> _GIVEN TASK_:
Return all of the entries exactly, with nothing added or left out.

> _DATA SECTION_:
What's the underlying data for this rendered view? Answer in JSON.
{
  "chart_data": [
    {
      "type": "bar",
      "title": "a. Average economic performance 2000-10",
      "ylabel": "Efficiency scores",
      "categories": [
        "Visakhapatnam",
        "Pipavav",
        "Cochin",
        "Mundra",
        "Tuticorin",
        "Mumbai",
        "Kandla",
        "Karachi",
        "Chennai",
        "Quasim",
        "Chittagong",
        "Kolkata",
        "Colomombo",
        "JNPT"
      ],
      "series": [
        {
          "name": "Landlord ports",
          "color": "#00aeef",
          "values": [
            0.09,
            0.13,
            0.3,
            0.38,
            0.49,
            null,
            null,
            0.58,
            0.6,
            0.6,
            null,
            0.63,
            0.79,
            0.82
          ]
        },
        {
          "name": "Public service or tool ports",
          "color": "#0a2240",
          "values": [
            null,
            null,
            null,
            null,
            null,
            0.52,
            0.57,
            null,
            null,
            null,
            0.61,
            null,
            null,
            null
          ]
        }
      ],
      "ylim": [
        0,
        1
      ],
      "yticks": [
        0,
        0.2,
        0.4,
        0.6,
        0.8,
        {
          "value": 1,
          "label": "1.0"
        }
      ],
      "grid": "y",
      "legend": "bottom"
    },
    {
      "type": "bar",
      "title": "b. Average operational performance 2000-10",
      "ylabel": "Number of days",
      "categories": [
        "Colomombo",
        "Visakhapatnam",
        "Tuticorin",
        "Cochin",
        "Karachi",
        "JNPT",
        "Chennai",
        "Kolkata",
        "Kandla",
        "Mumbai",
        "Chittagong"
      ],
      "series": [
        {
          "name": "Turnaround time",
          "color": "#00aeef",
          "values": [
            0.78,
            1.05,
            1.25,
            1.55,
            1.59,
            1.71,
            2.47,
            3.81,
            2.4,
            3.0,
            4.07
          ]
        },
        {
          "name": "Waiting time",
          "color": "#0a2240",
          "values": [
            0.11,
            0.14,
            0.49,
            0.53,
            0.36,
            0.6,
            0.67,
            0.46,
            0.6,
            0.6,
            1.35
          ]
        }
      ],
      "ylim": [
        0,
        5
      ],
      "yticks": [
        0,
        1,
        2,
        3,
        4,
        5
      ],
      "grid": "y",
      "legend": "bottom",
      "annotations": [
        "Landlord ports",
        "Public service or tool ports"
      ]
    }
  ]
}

> _IN RESPONSE_:
What's the underlying data for this rendered view? Answer in JSON.
{
  "chart_data": [
    {
      "type": "bar",
      "title": "a. Average economic performance 2000-10",
      "ylabel": "Efficiency scores",
      "categories": [
        "Visakhapatnam",
        "Pipavav",
        "Cochin",
        "Mundra",
        "Tuticorin",
        "Mumbai",
        "Kandla",
        "Karachi",
        "Chennai",
        "Quasim",
        "Chittagong",
        "Kolkata",
        "Colomombo",
        "JNPT"
      ],
      "series": [
        {
          "name": "Landlord ports",
          "color": "#00aeef",
          "values": [
            0.09,
            0.13,
            0.3,
            0.38,
            0.49,
            null,
            null,
            0.58,
            0.6,
            0.6,
            null,
            0.63,
            0.79,
            0.82
          ]
        },
        {
          "name": "Public service or tool ports",
          "color": "#0a2240",
          "values": [
            null,
            null,
            null,
            null,
            null,
            0.52,
            0.57,
            null,
            null,
            null,
            0.61,
            null,
            null,
            null
          ]
        }
      ],
      "ylim": [
        0,
        1
      ],
      "yticks": [
        0,
        0.2,
        0.4,
        0.6,
        0.8,
        {
          "value": 1,
          "label": "1.0"
        }
      ],
      "grid": "y",
      "legend": "bottom"
    },
    {
      "type": "bar",
      "title": "b. Average operational performance 2000-10",
      "ylabel": "Number of days",
      "categories": [
        "Colomombo",
        "Visakhapatnam",
        "Tuticorin",
        "Cochin",
        "Karachi",
        "JNPT",
        "Chennai",
        "Kolkata",
        "Kandla",
        "Mumbai",
        "Chittagong"
      ],
      "series": [
        {
          "name": "Turnaround time",
          "color": "#00aeef",
          "values": [
            0.78,
            1.05,
            1.25,
            1.55,
            1.59,
            1.71,
            2.47,
            3.81,
            2.4,
            3.0,
            4.07
          ]
        },
        {
          "name": "Waiting time",
          "color": "#0a2240",
          "values": [
            0.11,
            0.14,
            0.49,
            0.53,
            0.36,
            0.6,
            0.67,
            0.46,
            0.6,
            0.6,
            1.35
          ]
        }
      ],
      "ylim": [
        0,
        5
      ],
      "yticks": [
        0,
        1,
        2,
        3,
        4,
        5
      ],
      "grid": "y",
      "legend": "bottom",
      "annotations": [
        "Landlord ports",
        "Public service or tool ports"
      ]
    }
  ]
}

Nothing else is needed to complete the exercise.